#### TASK GOAL
Leave out the pictures and copy everything else in the entries exactly.
────────────────────────────────────────
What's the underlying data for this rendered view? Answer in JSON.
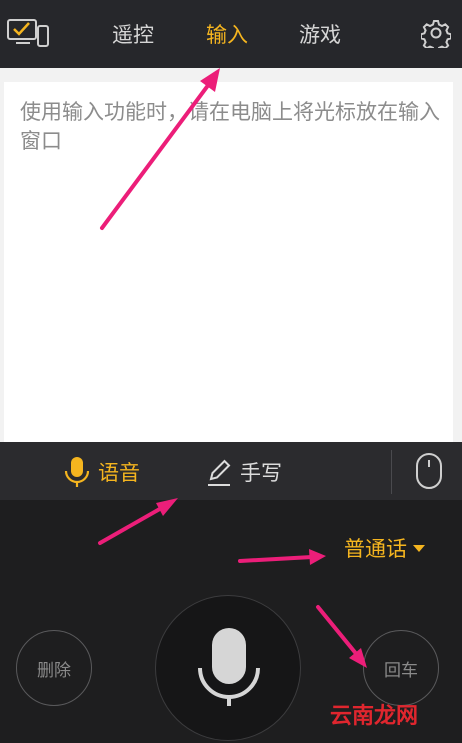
{
  "header": {
    "tabs": [
      {
        "label": "遥控"
      },
      {
        "label": "输入"
      },
      {
        "label": "游戏"
      }
    ],
    "active_tab": "输入",
    "icons": [
      "device-icon",
      "gear-icon"
    ]
  },
  "text_area": {
    "placeholder": "使用输入功能时，请在电脑上将光标放在输入窗口"
  },
  "input_modes": {
    "voice_label": "语音",
    "handwrite_label": "手写",
    "active": "语音"
  },
  "voice_panel": {
    "language": "普通话",
    "delete_label": "删除",
    "enter_label": "回车"
  },
  "watermark": "云南龙网",
  "colors": {
    "accent": "#f5b51f",
    "annotation_arrow": "#ec1e79",
    "watermark": "#e0262e"
  }
}
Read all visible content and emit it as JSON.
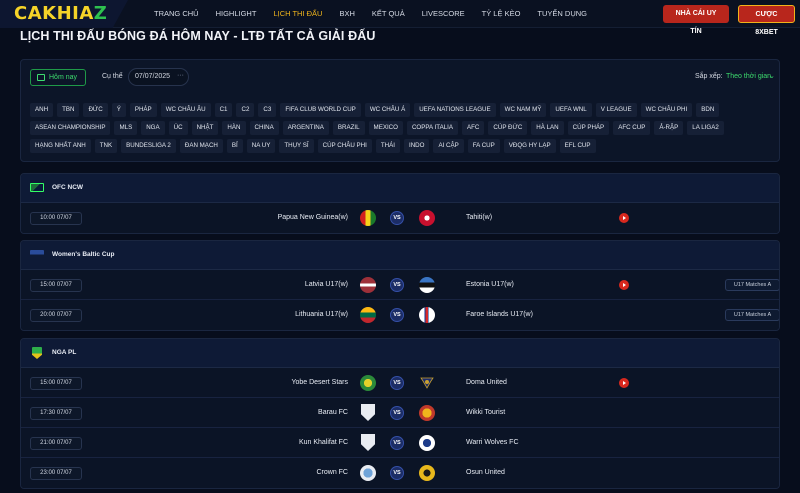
────────────────────────────────────────
#### ANSWER BELOW
What's the underlying data for this rendered view? Answer in JSON.
{
  "header": {
    "tabs": [
      {
        "label": "遥控"
      },
      {
        "label": "输入"
      },
      {
        "label": "游戏"
      }
    ],
    "active_tab": "输入",
    "icons": [
      "device-icon",
      "gear-icon"
    ]
  },
  "text_area": {
    "placeholder": "使用输入功能时，请在电脑上将光标放在输入窗口"
  },
  "input_modes": {
    "voice_label": "语音",
    "handwrite_label": "手写",
    "active": "语音"
  },
  "voice_panel": {
    "language": "普通话",
    "delete_label": "删除",
    "enter_label": "回车"
  },
  "watermark": "云南龙网",
  "colors": {
    "accent": "#f5b51f",
    "annotation_arrow": "#ec1e79",
    "watermark": "#e0262e"
  }
}
Read all visible content and emit it as JSON.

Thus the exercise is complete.